CHALLENGE » Your task is to repeat all of the data exactly while excluding the pictures.

SUPPLIED INFORMATION »
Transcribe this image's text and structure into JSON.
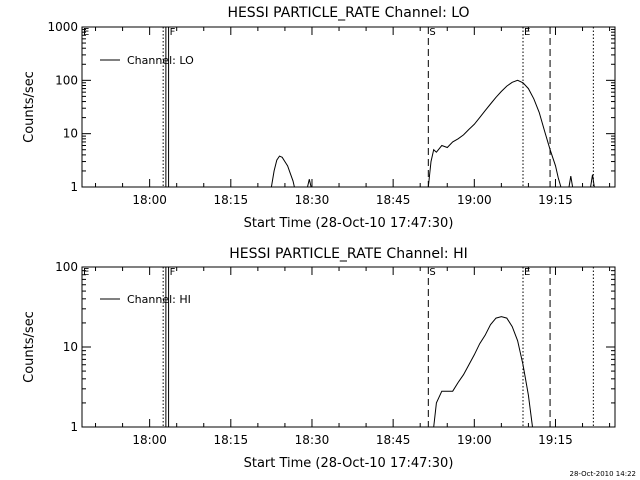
{
  "footer_timestamp": "28-Oct-2010 14:22",
  "chart_data": [
    {
      "type": "line",
      "title": "HESSI PARTICLE_RATE Channel: LO",
      "xlabel": "Start Time (28-Oct-10 17:47:30)",
      "ylabel": "Counts/sec",
      "yscale": "log",
      "xlim": [
        "17:47:30",
        "19:26:00"
      ],
      "ylim": [
        1,
        1000
      ],
      "x_ticks": [
        "18:00",
        "18:15",
        "18:30",
        "18:45",
        "19:00",
        "19:15"
      ],
      "y_ticks": [
        1,
        10,
        100,
        1000
      ],
      "y_tick_labels": [
        "1",
        "10",
        "100",
        "1000"
      ],
      "legend": {
        "label": "Channel: LO",
        "position": "top-left"
      },
      "markers": [
        {
          "label": "E",
          "time": "17:47:30",
          "style": "dotted"
        },
        {
          "label": "",
          "time": "18:02:30",
          "style": "dotted"
        },
        {
          "label": "",
          "time": "18:03:00",
          "style": "solid"
        },
        {
          "label": "F",
          "time": "18:03:30",
          "style": "solid"
        },
        {
          "label": "S",
          "time": "18:51:30",
          "style": "dashed"
        },
        {
          "label": "E",
          "time": "19:09:00",
          "style": "dotted"
        },
        {
          "label": "",
          "time": "19:14:00",
          "style": "dashed"
        },
        {
          "label": "",
          "time": "19:22:00",
          "style": "dotted"
        }
      ],
      "series": [
        {
          "name": "Channel: LO",
          "segments": [
            [
              [
                "18:22:30",
                1
              ],
              [
                "18:23:00",
                2
              ],
              [
                "18:23:30",
                3.2
              ],
              [
                "18:24:00",
                3.8
              ],
              [
                "18:24:30",
                3.6
              ],
              [
                "18:25:00",
                3.0
              ],
              [
                "18:25:30",
                2.5
              ],
              [
                "18:26:00",
                1.8
              ],
              [
                "18:26:30",
                1.3
              ],
              [
                "18:26:45",
                1
              ]
            ],
            [
              [
                "18:29:10",
                1
              ],
              [
                "18:29:30",
                1.4
              ],
              [
                "18:29:50",
                1
              ]
            ],
            [
              [
                "18:51:30",
                1
              ],
              [
                "18:52:00",
                3
              ],
              [
                "18:52:30",
                5
              ],
              [
                "18:53:00",
                4.5
              ],
              [
                "18:54:00",
                6
              ],
              [
                "18:55:00",
                5.5
              ],
              [
                "18:56:00",
                7
              ],
              [
                "18:57:00",
                8
              ],
              [
                "18:58:00",
                9.5
              ],
              [
                "18:59:00",
                12
              ],
              [
                "19:00:00",
                15
              ],
              [
                "19:01:00",
                20
              ],
              [
                "19:02:00",
                27
              ],
              [
                "19:03:00",
                36
              ],
              [
                "19:04:00",
                48
              ],
              [
                "19:05:00",
                62
              ],
              [
                "19:06:00",
                78
              ],
              [
                "19:07:00",
                92
              ],
              [
                "19:08:00",
                100
              ],
              [
                "19:09:00",
                90
              ],
              [
                "19:10:00",
                70
              ],
              [
                "19:11:00",
                45
              ],
              [
                "19:12:00",
                25
              ],
              [
                "19:13:00",
                11
              ],
              [
                "19:14:00",
                5
              ],
              [
                "19:15:00",
                2.5
              ],
              [
                "19:15:30",
                1.5
              ],
              [
                "19:16:00",
                1
              ]
            ],
            [
              [
                "19:17:30",
                1
              ],
              [
                "19:17:50",
                1.6
              ],
              [
                "19:18:10",
                1
              ]
            ],
            [
              [
                "19:21:30",
                1
              ],
              [
                "19:21:50",
                1.7
              ],
              [
                "19:22:10",
                1
              ]
            ]
          ]
        }
      ]
    },
    {
      "type": "line",
      "title": "HESSI PARTICLE_RATE Channel: HI",
      "xlabel": "Start Time (28-Oct-10 17:47:30)",
      "ylabel": "Counts/sec",
      "yscale": "log",
      "xlim": [
        "17:47:30",
        "19:26:00"
      ],
      "ylim": [
        1,
        100
      ],
      "x_ticks": [
        "18:00",
        "18:15",
        "18:30",
        "18:45",
        "19:00",
        "19:15"
      ],
      "y_ticks": [
        1,
        10,
        100
      ],
      "y_tick_labels": [
        "1",
        "10",
        "100"
      ],
      "legend": {
        "label": "Channel: HI",
        "position": "top-left"
      },
      "markers": [
        {
          "label": "E",
          "time": "17:47:30",
          "style": "dotted"
        },
        {
          "label": "",
          "time": "18:02:30",
          "style": "dotted"
        },
        {
          "label": "",
          "time": "18:03:00",
          "style": "solid"
        },
        {
          "label": "F",
          "time": "18:03:30",
          "style": "solid"
        },
        {
          "label": "S",
          "time": "18:51:30",
          "style": "dashed"
        },
        {
          "label": "E",
          "time": "19:09:00",
          "style": "dotted"
        },
        {
          "label": "",
          "time": "19:14:00",
          "style": "dashed"
        },
        {
          "label": "",
          "time": "19:22:00",
          "style": "dotted"
        }
      ],
      "series": [
        {
          "name": "Channel: HI",
          "segments": [
            [
              [
                "18:52:30",
                1
              ],
              [
                "18:53:00",
                2
              ],
              [
                "18:54:00",
                2.8
              ],
              [
                "18:56:00",
                2.8
              ],
              [
                "18:57:00",
                3.6
              ],
              [
                "18:58:00",
                4.5
              ],
              [
                "18:59:00",
                6
              ],
              [
                "19:00:00",
                8
              ],
              [
                "19:01:00",
                11
              ],
              [
                "19:02:00",
                14
              ],
              [
                "19:03:00",
                19
              ],
              [
                "19:04:00",
                23
              ],
              [
                "19:05:00",
                24
              ],
              [
                "19:06:00",
                23
              ],
              [
                "19:07:00",
                18
              ],
              [
                "19:08:00",
                12
              ],
              [
                "19:09:00",
                6
              ],
              [
                "19:10:00",
                2.5
              ],
              [
                "19:10:45",
                1
              ]
            ]
          ]
        }
      ]
    }
  ]
}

FINISHED EXERCISE »
Transcribe this image's text and structure into JSON.
{
  "footer_timestamp": "28-Oct-2010 14:22",
  "chart_data": [
    {
      "type": "line",
      "title": "HESSI PARTICLE_RATE Channel: LO",
      "xlabel": "Start Time (28-Oct-10 17:47:30)",
      "ylabel": "Counts/sec",
      "yscale": "log",
      "xlim": [
        "17:47:30",
        "19:26:00"
      ],
      "ylim": [
        1,
        1000
      ],
      "x_ticks": [
        "18:00",
        "18:15",
        "18:30",
        "18:45",
        "19:00",
        "19:15"
      ],
      "y_ticks": [
        1,
        10,
        100,
        1000
      ],
      "y_tick_labels": [
        "1",
        "10",
        "100",
        "1000"
      ],
      "legend": {
        "label": "Channel: LO",
        "position": "top-left"
      },
      "markers": [
        {
          "label": "E",
          "time": "17:47:30",
          "style": "dotted"
        },
        {
          "label": "",
          "time": "18:02:30",
          "style": "dotted"
        },
        {
          "label": "",
          "time": "18:03:00",
          "style": "solid"
        },
        {
          "label": "F",
          "time": "18:03:30",
          "style": "solid"
        },
        {
          "label": "S",
          "time": "18:51:30",
          "style": "dashed"
        },
        {
          "label": "E",
          "time": "19:09:00",
          "style": "dotted"
        },
        {
          "label": "",
          "time": "19:14:00",
          "style": "dashed"
        },
        {
          "label": "",
          "time": "19:22:00",
          "style": "dotted"
        }
      ],
      "series": [
        {
          "name": "Channel: LO",
          "segments": [
            [
              [
                "18:22:30",
                1
              ],
              [
                "18:23:00",
                2
              ],
              [
                "18:23:30",
                3.2
              ],
              [
                "18:24:00",
                3.8
              ],
              [
                "18:24:30",
                3.6
              ],
              [
                "18:25:00",
                3.0
              ],
              [
                "18:25:30",
                2.5
              ],
              [
                "18:26:00",
                1.8
              ],
              [
                "18:26:30",
                1.3
              ],
              [
                "18:26:45",
                1
              ]
            ],
            [
              [
                "18:29:10",
                1
              ],
              [
                "18:29:30",
                1.4
              ],
              [
                "18:29:50",
                1
              ]
            ],
            [
              [
                "18:51:30",
                1
              ],
              [
                "18:52:00",
                3
              ],
              [
                "18:52:30",
                5
              ],
              [
                "18:53:00",
                4.5
              ],
              [
                "18:54:00",
                6
              ],
              [
                "18:55:00",
                5.5
              ],
              [
                "18:56:00",
                7
              ],
              [
                "18:57:00",
                8
              ],
              [
                "18:58:00",
                9.5
              ],
              [
                "18:59:00",
                12
              ],
              [
                "19:00:00",
                15
              ],
              [
                "19:01:00",
                20
              ],
              [
                "19:02:00",
                27
              ],
              [
                "19:03:00",
                36
              ],
              [
                "19:04:00",
                48
              ],
              [
                "19:05:00",
                62
              ],
              [
                "19:06:00",
                78
              ],
              [
                "19:07:00",
                92
              ],
              [
                "19:08:00",
                100
              ],
              [
                "19:09:00",
                90
              ],
              [
                "19:10:00",
                70
              ],
              [
                "19:11:00",
                45
              ],
              [
                "19:12:00",
                25
              ],
              [
                "19:13:00",
                11
              ],
              [
                "19:14:00",
                5
              ],
              [
                "19:15:00",
                2.5
              ],
              [
                "19:15:30",
                1.5
              ],
              [
                "19:16:00",
                1
              ]
            ],
            [
              [
                "19:17:30",
                1
              ],
              [
                "19:17:50",
                1.6
              ],
              [
                "19:18:10",
                1
              ]
            ],
            [
              [
                "19:21:30",
                1
              ],
              [
                "19:21:50",
                1.7
              ],
              [
                "19:22:10",
                1
              ]
            ]
          ]
        }
      ]
    },
    {
      "type": "line",
      "title": "HESSI PARTICLE_RATE Channel: HI",
      "xlabel": "Start Time (28-Oct-10 17:47:30)",
      "ylabel": "Counts/sec",
      "yscale": "log",
      "xlim": [
        "17:47:30",
        "19:26:00"
      ],
      "ylim": [
        1,
        100
      ],
      "x_ticks": [
        "18:00",
        "18:15",
        "18:30",
        "18:45",
        "19:00",
        "19:15"
      ],
      "y_ticks": [
        1,
        10,
        100
      ],
      "y_tick_labels": [
        "1",
        "10",
        "100"
      ],
      "legend": {
        "label": "Channel: HI",
        "position": "top-left"
      },
      "markers": [
        {
          "label": "E",
          "time": "17:47:30",
          "style": "dotted"
        },
        {
          "label": "",
          "time": "18:02:30",
          "style": "dotted"
        },
        {
          "label": "",
          "time": "18:03:00",
          "style": "solid"
        },
        {
          "label": "F",
          "time": "18:03:30",
          "style": "solid"
        },
        {
          "label": "S",
          "time": "18:51:30",
          "style": "dashed"
        },
        {
          "label": "E",
          "time": "19:09:00",
          "style": "dotted"
        },
        {
          "label": "",
          "time": "19:14:00",
          "style": "dashed"
        },
        {
          "label": "",
          "time": "19:22:00",
          "style": "dotted"
        }
      ],
      "series": [
        {
          "name": "Channel: HI",
          "segments": [
            [
              [
                "18:52:30",
                1
              ],
              [
                "18:53:00",
                2
              ],
              [
                "18:54:00",
                2.8
              ],
              [
                "18:56:00",
                2.8
              ],
              [
                "18:57:00",
                3.6
              ],
              [
                "18:58:00",
                4.5
              ],
              [
                "18:59:00",
                6
              ],
              [
                "19:00:00",
                8
              ],
              [
                "19:01:00",
                11
              ],
              [
                "19:02:00",
                14
              ],
              [
                "19:03:00",
                19
              ],
              [
                "19:04:00",
                23
              ],
              [
                "19:05:00",
                24
              ],
              [
                "19:06:00",
                23
              ],
              [
                "19:07:00",
                18
              ],
              [
                "19:08:00",
                12
              ],
              [
                "19:09:00",
                6
              ],
              [
                "19:10:00",
                2.5
              ],
              [
                "19:10:45",
                1
              ]
            ]
          ]
        }
      ]
    }
  ]
}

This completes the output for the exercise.